[Start of DATA ROWS]

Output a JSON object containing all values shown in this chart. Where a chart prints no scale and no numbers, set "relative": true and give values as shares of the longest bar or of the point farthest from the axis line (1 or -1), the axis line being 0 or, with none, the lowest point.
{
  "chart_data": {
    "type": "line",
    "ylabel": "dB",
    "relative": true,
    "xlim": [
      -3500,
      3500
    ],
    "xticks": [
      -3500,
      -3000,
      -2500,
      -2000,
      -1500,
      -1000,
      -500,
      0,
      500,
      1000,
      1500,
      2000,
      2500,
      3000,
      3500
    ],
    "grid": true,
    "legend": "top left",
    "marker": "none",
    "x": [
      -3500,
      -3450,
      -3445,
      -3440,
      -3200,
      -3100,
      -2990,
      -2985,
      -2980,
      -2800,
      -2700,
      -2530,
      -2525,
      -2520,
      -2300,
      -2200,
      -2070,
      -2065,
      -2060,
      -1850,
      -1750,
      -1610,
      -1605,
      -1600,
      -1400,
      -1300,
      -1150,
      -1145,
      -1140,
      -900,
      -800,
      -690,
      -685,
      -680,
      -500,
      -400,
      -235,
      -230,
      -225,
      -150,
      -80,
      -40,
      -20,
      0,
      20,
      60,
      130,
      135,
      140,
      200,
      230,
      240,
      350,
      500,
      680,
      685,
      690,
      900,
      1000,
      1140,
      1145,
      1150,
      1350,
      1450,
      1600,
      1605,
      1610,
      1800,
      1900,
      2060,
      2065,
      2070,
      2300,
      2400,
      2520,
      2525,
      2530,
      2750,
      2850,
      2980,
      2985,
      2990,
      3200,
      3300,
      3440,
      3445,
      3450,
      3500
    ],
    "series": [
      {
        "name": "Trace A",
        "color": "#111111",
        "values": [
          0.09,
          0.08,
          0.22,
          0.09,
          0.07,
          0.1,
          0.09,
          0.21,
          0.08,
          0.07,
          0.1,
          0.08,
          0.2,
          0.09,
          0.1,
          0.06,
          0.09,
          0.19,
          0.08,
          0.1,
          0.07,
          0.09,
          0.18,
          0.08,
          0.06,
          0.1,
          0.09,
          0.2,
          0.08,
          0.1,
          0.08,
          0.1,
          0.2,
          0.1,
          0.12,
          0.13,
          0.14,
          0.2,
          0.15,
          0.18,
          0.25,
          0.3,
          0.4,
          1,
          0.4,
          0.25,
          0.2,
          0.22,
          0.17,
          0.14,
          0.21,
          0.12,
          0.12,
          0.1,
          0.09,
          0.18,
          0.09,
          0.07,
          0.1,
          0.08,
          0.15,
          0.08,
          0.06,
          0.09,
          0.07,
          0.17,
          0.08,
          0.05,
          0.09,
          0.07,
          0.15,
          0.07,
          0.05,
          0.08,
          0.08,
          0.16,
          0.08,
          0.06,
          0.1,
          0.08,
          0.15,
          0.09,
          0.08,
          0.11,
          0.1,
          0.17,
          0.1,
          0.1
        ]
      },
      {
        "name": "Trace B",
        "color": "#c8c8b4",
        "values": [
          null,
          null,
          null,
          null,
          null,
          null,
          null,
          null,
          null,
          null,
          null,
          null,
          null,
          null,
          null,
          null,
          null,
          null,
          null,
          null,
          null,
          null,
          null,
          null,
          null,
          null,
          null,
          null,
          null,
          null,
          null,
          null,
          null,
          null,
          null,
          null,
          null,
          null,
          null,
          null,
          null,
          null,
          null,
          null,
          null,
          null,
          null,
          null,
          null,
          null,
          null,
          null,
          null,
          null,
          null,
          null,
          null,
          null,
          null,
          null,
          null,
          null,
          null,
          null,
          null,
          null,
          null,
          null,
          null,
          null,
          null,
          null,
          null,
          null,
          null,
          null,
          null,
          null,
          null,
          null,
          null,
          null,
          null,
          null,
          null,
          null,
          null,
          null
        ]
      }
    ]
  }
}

[End of DATA ROWS]

» WORK TO BE COMPLETED: Output the entries exactly.

» RESPONSE:
Output a JSON object containing all values shown in this chart. Where a chart prints no scale and no numbers, set "relative": true and give values as shares of the longest bar or of the point farthest from the axis line (1 or -1), the axis line being 0 or, with none, the lowest point.
{
  "chart_data": {
    "type": "line",
    "ylabel": "dB",
    "relative": true,
    "xlim": [
      -3500,
      3500
    ],
    "xticks": [
      -3500,
      -3000,
      -2500,
      -2000,
      -1500,
      -1000,
      -500,
      0,
      500,
      1000,
      1500,
      2000,
      2500,
      3000,
      3500
    ],
    "grid": true,
    "legend": "top left",
    "marker": "none",
    "x": [
      -3500,
      -3450,
      -3445,
      -3440,
      -3200,
      -3100,
      -2990,
      -2985,
      -2980,
      -2800,
      -2700,
      -2530,
      -2525,
      -2520,
      -2300,
      -2200,
      -2070,
      -2065,
      -2060,
      -1850,
      -1750,
      -1610,
      -1605,
      -1600,
      -1400,
      -1300,
      -1150,
      -1145,
      -1140,
      -900,
      -800,
      -690,
      -685,
      -680,
      -500,
      -400,
      -235,
      -230,
      -225,
      -150,
      -80,
      -40,
      -20,
      0,
      20,
      60,
      130,
      135,
      140,
      200,
      230,
      240,
      350,
      500,
      680,
      685,
      690,
      900,
      1000,
      1140,
      1145,
      1150,
      1350,
      1450,
      1600,
      1605,
      1610,
      1800,
      1900,
      2060,
      2065,
      2070,
      2300,
      2400,
      2520,
      2525,
      2530,
      2750,
      2850,
      2980,
      2985,
      2990,
      3200,
      3300,
      3440,
      3445,
      3450,
      3500
    ],
    "series": [
      {
        "name": "Trace A",
        "color": "#111111",
        "values": [
          0.09,
          0.08,
          0.22,
          0.09,
          0.07,
          0.1,
          0.09,
          0.21,
          0.08,
          0.07,
          0.1,
          0.08,
          0.2,
          0.09,
          0.1,
          0.06,
          0.09,
          0.19,
          0.08,
          0.1,
          0.07,
          0.09,
          0.18,
          0.08,
          0.06,
          0.1,
          0.09,
          0.2,
          0.08,
          0.1,
          0.08,
          0.1,
          0.2,
          0.1,
          0.12,
          0.13,
          0.14,
          0.2,
          0.15,
          0.18,
          0.25,
          0.3,
          0.4,
          1,
          0.4,
          0.25,
          0.2,
          0.22,
          0.17,
          0.14,
          0.21,
          0.12,
          0.12,
          0.1,
          0.09,
          0.18,
          0.09,
          0.07,
          0.1,
          0.08,
          0.15,
          0.08,
          0.06,
          0.09,
          0.07,
          0.17,
          0.08,
          0.05,
          0.09,
          0.07,
          0.15,
          0.07,
          0.05,
          0.08,
          0.08,
          0.16,
          0.08,
          0.06,
          0.1,
          0.08,
          0.15,
          0.09,
          0.08,
          0.11,
          0.1,
          0.17,
          0.1,
          0.1
        ]
      },
      {
        "name": "Trace B",
        "color": "#c8c8b4",
        "values": [
          null,
          null,
          null,
          null,
          null,
          null,
          null,
          null,
          null,
          null,
          null,
          null,
          null,
          null,
          null,
          null,
          null,
          null,
          null,
          null,
          null,
          null,
          null,
          null,
          null,
          null,
          null,
          null,
          null,
          null,
          null,
          null,
          null,
          null,
          null,
          null,
          null,
          null,
          null,
          null,
          null,
          null,
          null,
          null,
          null,
          null,
          null,
          null,
          null,
          null,
          null,
          null,
          null,
          null,
          null,
          null,
          null,
          null,
          null,
          null,
          null,
          null,
          null,
          null,
          null,
          null,
          null,
          null,
          null,
          null,
          null,
          null,
          null,
          null,
          null,
          null,
          null,
          null,
          null,
          null,
          null,
          null,
          null,
          null,
          null,
          null,
          null,
          null
        ]
      }
    ]
  }
}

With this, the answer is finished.